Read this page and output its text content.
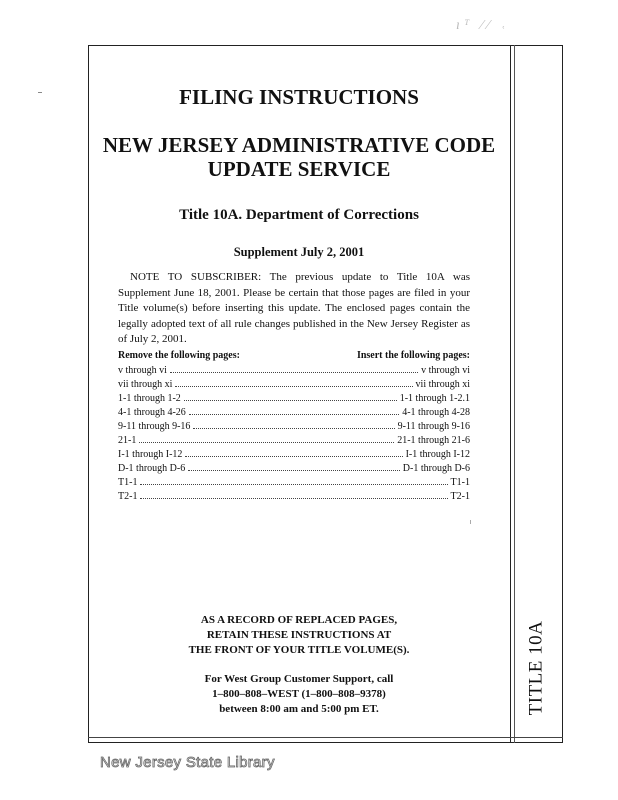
ıᵀ ⁄⁄ ˓
FILING INSTRUCTIONS
NEW JERSEY ADMINISTRATIVE CODE
UPDATE SERVICE
Title 10A. Department of Corrections
Supplement July 2, 2001

NOTE TO SUBSCRIBER: The previous update to Title 10A was Supplement June 18, 2001. Please be certain that those pages are filed in your Title volume(s) before inserting this update. The enclosed pages contain the legally adopted text of all rule changes published in the New Jersey Register as of July 2, 2001.

Remove the following pages:	Insert the following pages:
v through vi	v through vi
vii through xi	vii through xi
1-1 through 1-2	1-1 through 1-2.1
4-1 through 4-26	4-1 through 4-28
9-11 through 9-16	9-11 through 9-16
21-1	21-1 through 21-6
I-1 through I-12	I-1 through I-12
D-1 through D-6	D-1 through D-6
T1-1	T1-1
T2-1	T2-1
AS A RECORD OF REPLACED PAGES,
RETAIN THESE INSTRUCTIONS AT
THE FRONT OF YOUR TITLE VOLUME(S).
For West Group Customer Support, call
1–800–808–WEST (1–800–808–9378)
between 8:00 am and 5:00 pm ET.	TITLE 10A
New Jersey State Library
----
Set problem
Pull out each line holding the string "this".

Response below
Read this page and output its text content.
NOTE TO SUBSCRIBER: The previous update to Title 10A was Supplement June 18, 2001. Please be certain that those pages are filed in your Title volume(s) before inserting this update. The enclosed pages contain the legally adopted text of all rule changes published in the New Jersey Register as of July 2, 2001.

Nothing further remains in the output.